Estimated Reading Time: 15 min
Women In Love MCQs
1. What does Gudrun initially suggest marriage offers?
A. Spiritual fulfillment
B. A better position
C. True love
D. Guaranteed happiness
2. Ursula suggests that marriage is more likely to be:
A. A great adventure
B. A beautiful union
C. The end of experience
D. A social advancement
3. Gudrun explains her return home as:
A. A new beginning
B. A forced necessity
C. Reculer pour mieux sauter
D. A desire for family
4. Gudrun describes the colliery region as like a country in an:
A. Ancient ruin
B. Forgotten dream
C. Underworld
D. Industrial paradise
5. Whose wedding are Gudrun and Ursula attending?
A. Birkin’s sister
B. Hermione Roddice
C. Thomas Crich’s daughter
D. Rupert Birkin’s cousin
6. Hermione Roddice gives her soul up to the:
A. Fine arts
B. Intellectual pursuits
C. Public cause (reform)
D. Spiritual meditation
7. Ursula feels Birkin acknowledges a kinship, specifically a:
A. Mental superiority
B. Tacit understanding
C. Shared history
D. Physical attraction
8. After the initial procession, Gudrun is impatient to think about:
A. Birkin
B. Hermione
C. Laura
D. Gerald Crich
9. Birkin states that many people “essentially don’t exist” because:
A. They are evil
B. They are too quiet
C. They are too abstract
D. There’s nothing to imagine
10. Mrs. Crich identifies which son as “the most wanting of them all”?

Exercises to complete
**a)** Set down the passage of the quiz on Women In Love from "A. Birkin’s sister" up to and including "Public cause (reform)", word for word.
**b)** Answer these from the quiz on Women In Love:
(i) What estimated reading time does it state?
(ii) In question 3, what is option C?
(iii) Who, according to question 10, identifies a son as "the most wanting of them all"?

Data

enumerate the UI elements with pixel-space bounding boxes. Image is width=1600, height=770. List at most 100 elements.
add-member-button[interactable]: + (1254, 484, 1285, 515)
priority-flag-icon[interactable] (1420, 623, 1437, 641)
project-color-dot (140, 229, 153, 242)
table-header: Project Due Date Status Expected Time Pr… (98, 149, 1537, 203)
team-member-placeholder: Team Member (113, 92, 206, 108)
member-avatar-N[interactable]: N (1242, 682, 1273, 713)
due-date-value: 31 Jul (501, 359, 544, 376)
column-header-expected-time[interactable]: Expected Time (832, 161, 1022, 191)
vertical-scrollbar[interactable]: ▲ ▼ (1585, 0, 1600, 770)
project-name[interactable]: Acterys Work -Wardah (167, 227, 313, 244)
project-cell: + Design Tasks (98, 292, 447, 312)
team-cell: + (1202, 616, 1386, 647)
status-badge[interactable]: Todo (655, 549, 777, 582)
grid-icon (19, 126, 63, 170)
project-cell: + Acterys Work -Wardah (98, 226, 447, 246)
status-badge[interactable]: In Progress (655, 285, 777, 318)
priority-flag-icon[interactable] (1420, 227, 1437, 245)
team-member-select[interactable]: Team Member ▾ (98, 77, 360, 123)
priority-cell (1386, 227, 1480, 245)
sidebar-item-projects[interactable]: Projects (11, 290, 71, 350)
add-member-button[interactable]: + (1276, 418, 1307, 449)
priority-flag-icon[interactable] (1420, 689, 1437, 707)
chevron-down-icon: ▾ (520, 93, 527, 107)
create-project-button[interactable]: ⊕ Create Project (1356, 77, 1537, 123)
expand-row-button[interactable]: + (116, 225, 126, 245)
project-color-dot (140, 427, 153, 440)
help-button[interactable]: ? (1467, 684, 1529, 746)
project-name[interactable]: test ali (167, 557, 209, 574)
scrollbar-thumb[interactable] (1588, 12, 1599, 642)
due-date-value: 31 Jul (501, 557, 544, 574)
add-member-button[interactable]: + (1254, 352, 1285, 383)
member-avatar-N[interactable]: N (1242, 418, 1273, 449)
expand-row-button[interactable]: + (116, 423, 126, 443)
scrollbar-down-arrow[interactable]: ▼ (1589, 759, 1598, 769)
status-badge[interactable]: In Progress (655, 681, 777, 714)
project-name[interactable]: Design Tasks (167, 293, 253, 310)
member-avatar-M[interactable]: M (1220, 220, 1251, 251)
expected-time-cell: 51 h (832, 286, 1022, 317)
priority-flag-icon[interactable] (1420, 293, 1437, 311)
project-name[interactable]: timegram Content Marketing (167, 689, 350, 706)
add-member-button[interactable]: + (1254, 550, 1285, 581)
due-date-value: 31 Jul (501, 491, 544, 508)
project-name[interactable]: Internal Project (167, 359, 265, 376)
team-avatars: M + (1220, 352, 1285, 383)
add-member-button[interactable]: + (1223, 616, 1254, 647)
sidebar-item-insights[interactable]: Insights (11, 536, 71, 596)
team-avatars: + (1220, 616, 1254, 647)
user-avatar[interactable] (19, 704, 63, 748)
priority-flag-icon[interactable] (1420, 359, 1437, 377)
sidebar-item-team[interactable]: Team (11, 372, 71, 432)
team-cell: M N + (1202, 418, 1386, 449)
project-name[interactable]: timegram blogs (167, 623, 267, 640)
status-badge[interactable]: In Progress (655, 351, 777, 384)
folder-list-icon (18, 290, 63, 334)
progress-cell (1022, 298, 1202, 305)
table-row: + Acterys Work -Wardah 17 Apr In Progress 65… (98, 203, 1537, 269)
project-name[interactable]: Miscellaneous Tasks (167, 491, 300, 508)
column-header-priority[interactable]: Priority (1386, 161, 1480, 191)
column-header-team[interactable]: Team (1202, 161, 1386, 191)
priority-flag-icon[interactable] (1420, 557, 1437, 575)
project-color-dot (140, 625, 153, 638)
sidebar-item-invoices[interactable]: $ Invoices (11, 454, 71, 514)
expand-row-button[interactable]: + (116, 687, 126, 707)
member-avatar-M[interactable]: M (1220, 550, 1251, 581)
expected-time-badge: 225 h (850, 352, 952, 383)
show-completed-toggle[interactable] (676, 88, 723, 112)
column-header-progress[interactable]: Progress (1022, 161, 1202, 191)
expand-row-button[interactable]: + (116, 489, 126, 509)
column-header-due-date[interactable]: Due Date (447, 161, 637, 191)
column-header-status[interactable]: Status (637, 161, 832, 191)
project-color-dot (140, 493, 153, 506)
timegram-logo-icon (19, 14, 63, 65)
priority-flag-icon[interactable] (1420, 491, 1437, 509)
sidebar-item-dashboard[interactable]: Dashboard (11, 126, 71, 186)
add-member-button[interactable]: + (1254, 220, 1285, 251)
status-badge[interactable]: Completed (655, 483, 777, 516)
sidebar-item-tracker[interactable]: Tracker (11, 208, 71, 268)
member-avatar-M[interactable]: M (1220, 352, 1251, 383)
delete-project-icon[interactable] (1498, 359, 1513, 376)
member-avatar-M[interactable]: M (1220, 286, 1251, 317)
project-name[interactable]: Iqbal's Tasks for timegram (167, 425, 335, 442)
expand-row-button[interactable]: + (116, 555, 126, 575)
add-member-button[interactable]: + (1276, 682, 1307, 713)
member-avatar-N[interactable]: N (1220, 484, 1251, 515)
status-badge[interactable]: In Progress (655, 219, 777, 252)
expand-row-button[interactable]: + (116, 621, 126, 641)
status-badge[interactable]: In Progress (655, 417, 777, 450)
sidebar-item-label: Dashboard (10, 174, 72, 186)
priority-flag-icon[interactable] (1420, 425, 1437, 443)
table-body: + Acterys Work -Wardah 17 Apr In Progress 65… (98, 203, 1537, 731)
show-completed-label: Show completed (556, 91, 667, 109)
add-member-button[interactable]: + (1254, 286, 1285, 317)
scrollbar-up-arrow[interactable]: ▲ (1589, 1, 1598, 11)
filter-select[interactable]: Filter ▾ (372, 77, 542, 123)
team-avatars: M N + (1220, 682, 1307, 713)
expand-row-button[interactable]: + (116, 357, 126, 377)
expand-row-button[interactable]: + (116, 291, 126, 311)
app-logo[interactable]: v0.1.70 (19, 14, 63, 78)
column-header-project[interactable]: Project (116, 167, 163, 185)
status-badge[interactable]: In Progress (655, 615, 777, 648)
==
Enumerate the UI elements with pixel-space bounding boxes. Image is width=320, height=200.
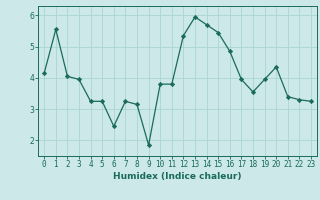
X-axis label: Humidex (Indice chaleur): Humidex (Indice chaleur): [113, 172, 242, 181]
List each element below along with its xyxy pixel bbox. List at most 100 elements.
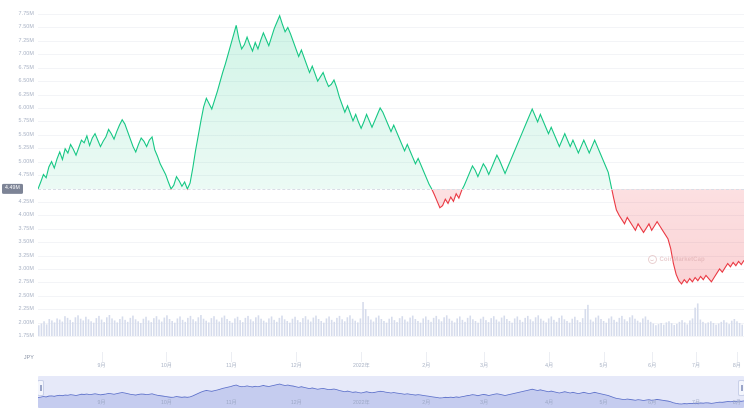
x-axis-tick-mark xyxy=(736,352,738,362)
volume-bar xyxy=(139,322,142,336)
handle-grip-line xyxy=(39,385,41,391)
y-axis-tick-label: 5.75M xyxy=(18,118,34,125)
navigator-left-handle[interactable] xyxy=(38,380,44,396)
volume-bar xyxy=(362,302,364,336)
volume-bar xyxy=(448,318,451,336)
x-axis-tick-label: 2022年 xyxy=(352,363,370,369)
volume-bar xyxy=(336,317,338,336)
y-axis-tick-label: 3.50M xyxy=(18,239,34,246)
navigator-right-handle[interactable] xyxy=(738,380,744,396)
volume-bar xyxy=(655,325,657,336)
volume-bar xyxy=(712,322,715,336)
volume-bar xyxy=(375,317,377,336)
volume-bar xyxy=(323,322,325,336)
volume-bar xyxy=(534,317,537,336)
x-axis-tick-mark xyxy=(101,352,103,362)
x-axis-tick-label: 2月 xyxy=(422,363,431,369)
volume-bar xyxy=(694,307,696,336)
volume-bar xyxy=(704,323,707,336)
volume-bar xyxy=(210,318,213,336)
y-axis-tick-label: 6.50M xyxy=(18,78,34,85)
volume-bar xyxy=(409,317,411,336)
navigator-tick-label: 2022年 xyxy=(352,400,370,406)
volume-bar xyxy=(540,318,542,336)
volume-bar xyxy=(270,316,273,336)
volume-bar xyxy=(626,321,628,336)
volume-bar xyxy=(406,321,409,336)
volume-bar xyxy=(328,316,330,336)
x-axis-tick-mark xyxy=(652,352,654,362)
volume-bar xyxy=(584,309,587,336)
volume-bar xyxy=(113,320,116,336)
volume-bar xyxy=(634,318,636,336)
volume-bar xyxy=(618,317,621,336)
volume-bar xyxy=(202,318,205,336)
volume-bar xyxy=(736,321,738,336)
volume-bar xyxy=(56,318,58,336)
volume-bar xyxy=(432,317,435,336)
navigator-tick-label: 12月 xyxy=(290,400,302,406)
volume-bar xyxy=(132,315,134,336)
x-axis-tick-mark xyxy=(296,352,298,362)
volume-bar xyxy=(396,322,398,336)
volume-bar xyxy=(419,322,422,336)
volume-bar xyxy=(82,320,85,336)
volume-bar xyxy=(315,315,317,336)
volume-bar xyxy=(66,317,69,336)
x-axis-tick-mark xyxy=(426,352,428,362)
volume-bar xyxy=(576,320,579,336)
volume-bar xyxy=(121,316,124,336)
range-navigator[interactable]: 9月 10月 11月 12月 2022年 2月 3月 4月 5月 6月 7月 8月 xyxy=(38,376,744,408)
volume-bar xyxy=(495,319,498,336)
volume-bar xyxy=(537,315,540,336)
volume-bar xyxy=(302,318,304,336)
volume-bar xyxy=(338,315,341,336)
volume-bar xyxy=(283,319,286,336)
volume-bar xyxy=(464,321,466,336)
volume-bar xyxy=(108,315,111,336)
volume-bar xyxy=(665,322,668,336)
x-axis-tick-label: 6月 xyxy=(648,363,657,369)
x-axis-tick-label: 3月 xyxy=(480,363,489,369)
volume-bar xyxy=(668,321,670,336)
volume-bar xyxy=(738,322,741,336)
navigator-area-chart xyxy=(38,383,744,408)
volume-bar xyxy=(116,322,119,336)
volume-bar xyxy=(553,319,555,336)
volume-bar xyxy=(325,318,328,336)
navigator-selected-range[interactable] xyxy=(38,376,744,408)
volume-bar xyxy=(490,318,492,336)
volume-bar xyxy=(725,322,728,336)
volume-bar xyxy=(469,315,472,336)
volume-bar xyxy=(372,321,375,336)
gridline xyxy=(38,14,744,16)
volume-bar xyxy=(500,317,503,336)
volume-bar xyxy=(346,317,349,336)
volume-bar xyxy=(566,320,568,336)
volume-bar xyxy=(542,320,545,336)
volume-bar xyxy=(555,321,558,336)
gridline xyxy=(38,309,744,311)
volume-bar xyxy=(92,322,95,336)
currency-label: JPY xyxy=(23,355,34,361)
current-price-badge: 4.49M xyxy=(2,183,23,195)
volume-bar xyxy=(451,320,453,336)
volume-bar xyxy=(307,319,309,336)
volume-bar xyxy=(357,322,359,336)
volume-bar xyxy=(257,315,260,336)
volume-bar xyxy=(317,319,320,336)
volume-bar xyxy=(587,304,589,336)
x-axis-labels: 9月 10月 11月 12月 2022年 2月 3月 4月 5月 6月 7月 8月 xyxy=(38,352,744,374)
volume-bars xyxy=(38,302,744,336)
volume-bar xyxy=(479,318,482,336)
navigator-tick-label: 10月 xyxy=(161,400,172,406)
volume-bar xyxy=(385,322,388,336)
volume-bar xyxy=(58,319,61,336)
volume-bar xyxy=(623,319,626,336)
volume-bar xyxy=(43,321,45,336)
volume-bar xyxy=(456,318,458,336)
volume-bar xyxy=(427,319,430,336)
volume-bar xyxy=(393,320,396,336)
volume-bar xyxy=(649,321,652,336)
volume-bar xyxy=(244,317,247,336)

Answers for this exercise
**a)**
A. Birkin’s sister
B. Hermione Roddice
C. Thomas Crich’s daughter
D. Rupert Birkin’s cousin
6. Hermione Roddice gives her soul up to the:
A. Fine arts
B. Intellectual pursuits
C. Public cause (reform)

**b)**
(i) 15 min
(ii) Reculer pour mieux sauter
(iii) Mrs. Crich